## [TASK]
Check each line of the material below for "OriginOS", then copy the ones that contain it.

## [PROVIDED MATERIAL]
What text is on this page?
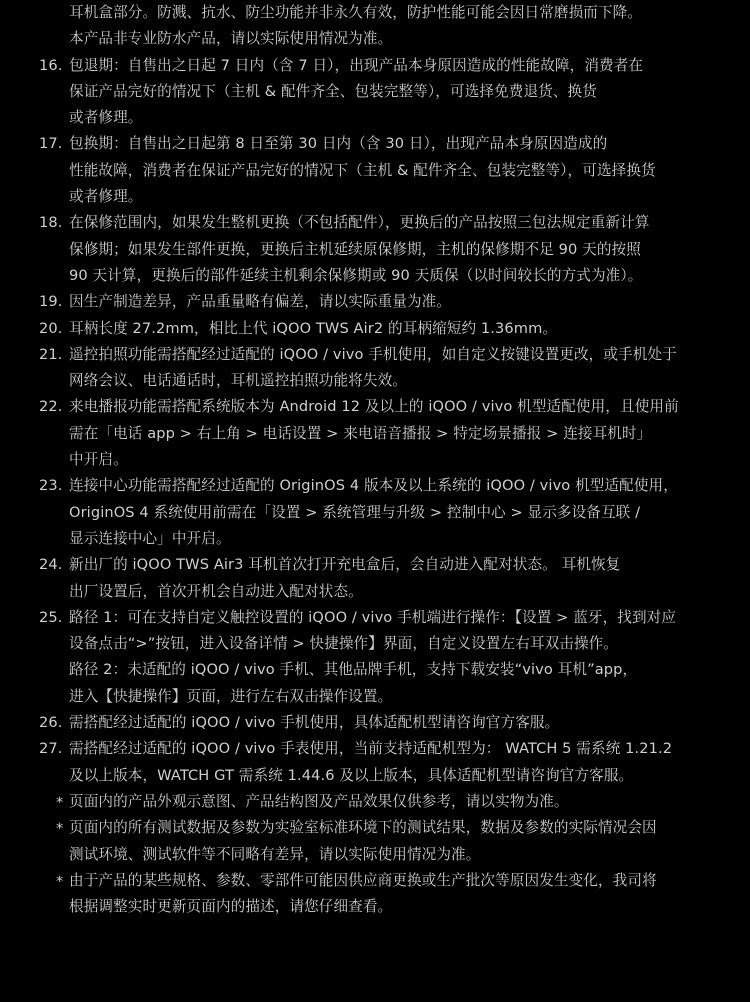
耳机盒部分。防溅、抗水、防尘功能并非永久有效，防护性能可能会因日常磨损而下降。
本产品非专业防水产品，请以实际使用情况为准。
16. 包退期：自售出之日起 7 日内（含 7 日），出现产品本身原因造成的性能故障，消费者在
保证产品完好的情况下（主机 & 配件齐全、包装完整等），可选择免费退货、换货
或者修理。
17. 包换期：自售出之日起第 8 日至第 30 日内（含 30 日），出现产品本身原因造成的
性能故障，消费者在保证产品完好的情况下（主机 & 配件齐全、包装完整等），可选择换货
或者修理。
18. 在保修范围内，如果发生整机更换（不包括配件），更换后的产品按照三包法规定重新计算
保修期；如果发生部件更换，更换后主机延续原保修期，主机的保修期不足 90 天的按照
90 天计算，更换后的部件延续主机剩余保修期或 90 天质保（以时间较长的方式为准）。
19. 因生产制造差异，产品重量略有偏差，请以实际重量为准。
20. 耳柄长度 27.2mm，相比上代 iQOO TWS Air2 的耳柄缩短约 1.36mm。
21. 遥控拍照功能需搭配经过适配的 iQOO / vivo 手机使用，如自定义按键设置更改，或手机处于
网络会议、电话通话时，耳机遥控拍照功能将失效。
22. 来电播报功能需搭配系统版本为 Android 12 及以上的 iQOO / vivo 机型适配使用，且使用前
需在「电话 app > 右上角 > 电话设置 > 来电语音播报 > 特定场景播报 > 连接耳机时」
中开启。
23. 连接中心功能需搭配经过适配的 OriginOS 4 版本及以上系统的 iQOO / vivo 机型适配使用，
OriginOS 4 系统使用前需在「设置 > 系统管理与升级 > 控制中心 > 显示多设备互联 /
显示连接中心」中开启。
24. 新出厂的 iQOO TWS Air3 耳机首次打开充电盒后，会自动进入配对状态。 耳机恢复
出厂设置后，首次开机会自动进入配对状态。
25. 路径 1：可在支持自定义触控设置的 iQOO / vivo 手机端进行操作：【设置 > 蓝牙，找到对应
设备点击“>”按钮，进入设备详情 > 快捷操作】界面，自定义设置左右耳双击操作。
路径 2：未适配的 iQOO / vivo 手机、其他品牌手机，支持下载安装“vivo 耳机”app，
进入【快捷操作】页面，进行左右双击操作设置。
26. 需搭配经过适配的 iQOO / vivo 手机使用，具体适配机型请咨询官方客服。
27. 需搭配经过适配的 iQOO / vivo 手表使用，当前支持适配机型为： WATCH 5 需系统 1.21.2
及以上版本，WATCH GT 需系统 1.44.6 及以上版本，具体适配机型请咨询官方客服。
* 页面内的产品外观示意图、产品结构图及产品效果仅供参考，请以实物为准。
* 页面内的所有测试数据及参数为实验室标准环境下的测试结果，数据及参数的实际情况会因
测试环境、测试软件等不同略有差异，请以实际使用情况为准。
* 由于产品的某些规格、参数、零部件可能因供应商更换或生产批次等原因发生变化，我司将
根据调整实时更新页面内的描述，请您仔细查看。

## [TASK OUTPUT]
23. 连接中心功能需搭配经过适配的 OriginOS 4 版本及以上系统的 iQOO / vivo 机型适配使用，
OriginOS 4 系统使用前需在「设置 > 系统管理与升级 > 控制中心 > 显示多设备互联 /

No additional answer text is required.